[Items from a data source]
[Start]

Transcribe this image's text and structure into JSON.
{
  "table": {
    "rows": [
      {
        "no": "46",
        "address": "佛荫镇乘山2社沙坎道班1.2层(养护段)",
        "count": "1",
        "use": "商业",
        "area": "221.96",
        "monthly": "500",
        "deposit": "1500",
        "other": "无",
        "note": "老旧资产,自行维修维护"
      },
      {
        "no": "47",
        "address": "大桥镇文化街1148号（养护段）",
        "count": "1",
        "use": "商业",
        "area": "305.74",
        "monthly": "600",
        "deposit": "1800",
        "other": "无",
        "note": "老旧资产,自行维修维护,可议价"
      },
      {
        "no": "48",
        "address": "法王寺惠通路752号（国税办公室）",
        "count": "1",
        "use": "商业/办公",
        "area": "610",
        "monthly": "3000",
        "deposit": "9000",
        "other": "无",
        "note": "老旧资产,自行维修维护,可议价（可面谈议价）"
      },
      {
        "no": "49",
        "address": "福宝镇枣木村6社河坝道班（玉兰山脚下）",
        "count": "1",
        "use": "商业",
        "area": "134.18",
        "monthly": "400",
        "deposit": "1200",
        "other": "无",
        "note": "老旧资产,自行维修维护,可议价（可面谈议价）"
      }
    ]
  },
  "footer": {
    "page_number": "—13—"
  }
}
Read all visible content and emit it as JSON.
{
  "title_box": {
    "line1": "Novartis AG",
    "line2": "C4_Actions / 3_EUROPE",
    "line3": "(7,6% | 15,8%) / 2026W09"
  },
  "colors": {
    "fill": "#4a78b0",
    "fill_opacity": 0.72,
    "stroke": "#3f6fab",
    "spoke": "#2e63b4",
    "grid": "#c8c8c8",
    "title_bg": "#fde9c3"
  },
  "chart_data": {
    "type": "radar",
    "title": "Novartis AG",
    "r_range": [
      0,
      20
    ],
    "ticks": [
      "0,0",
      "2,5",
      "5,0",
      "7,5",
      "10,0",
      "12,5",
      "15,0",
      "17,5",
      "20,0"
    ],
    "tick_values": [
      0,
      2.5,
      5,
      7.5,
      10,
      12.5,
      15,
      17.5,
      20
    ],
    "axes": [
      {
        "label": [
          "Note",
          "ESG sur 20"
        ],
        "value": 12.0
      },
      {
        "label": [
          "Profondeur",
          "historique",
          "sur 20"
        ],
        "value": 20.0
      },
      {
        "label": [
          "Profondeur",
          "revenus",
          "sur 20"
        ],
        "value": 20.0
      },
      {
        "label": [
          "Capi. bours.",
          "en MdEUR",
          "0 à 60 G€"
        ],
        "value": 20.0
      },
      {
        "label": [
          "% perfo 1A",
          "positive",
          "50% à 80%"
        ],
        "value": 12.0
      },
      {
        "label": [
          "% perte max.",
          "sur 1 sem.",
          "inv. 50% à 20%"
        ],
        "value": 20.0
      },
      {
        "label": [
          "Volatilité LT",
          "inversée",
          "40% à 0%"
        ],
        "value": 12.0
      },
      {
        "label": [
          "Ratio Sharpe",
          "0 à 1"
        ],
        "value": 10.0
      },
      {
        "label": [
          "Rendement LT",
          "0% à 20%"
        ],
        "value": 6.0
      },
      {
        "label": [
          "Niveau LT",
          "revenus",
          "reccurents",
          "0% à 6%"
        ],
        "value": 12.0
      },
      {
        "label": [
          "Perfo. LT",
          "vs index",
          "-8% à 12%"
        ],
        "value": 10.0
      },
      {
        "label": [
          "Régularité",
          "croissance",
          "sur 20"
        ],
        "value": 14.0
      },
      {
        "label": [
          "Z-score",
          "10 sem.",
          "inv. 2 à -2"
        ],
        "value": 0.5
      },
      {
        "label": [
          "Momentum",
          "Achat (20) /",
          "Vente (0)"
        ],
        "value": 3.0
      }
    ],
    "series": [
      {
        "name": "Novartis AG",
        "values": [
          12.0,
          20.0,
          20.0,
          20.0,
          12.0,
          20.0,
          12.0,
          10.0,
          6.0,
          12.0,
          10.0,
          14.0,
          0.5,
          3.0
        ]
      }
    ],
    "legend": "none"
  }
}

[End]

## WHAT IS REQUIRED:
List every line above that contains the word "JSON".

## EXERCISE RESPONSE:
Transcribe this image's text and structure into JSON.
Read all visible content and emit it as JSON.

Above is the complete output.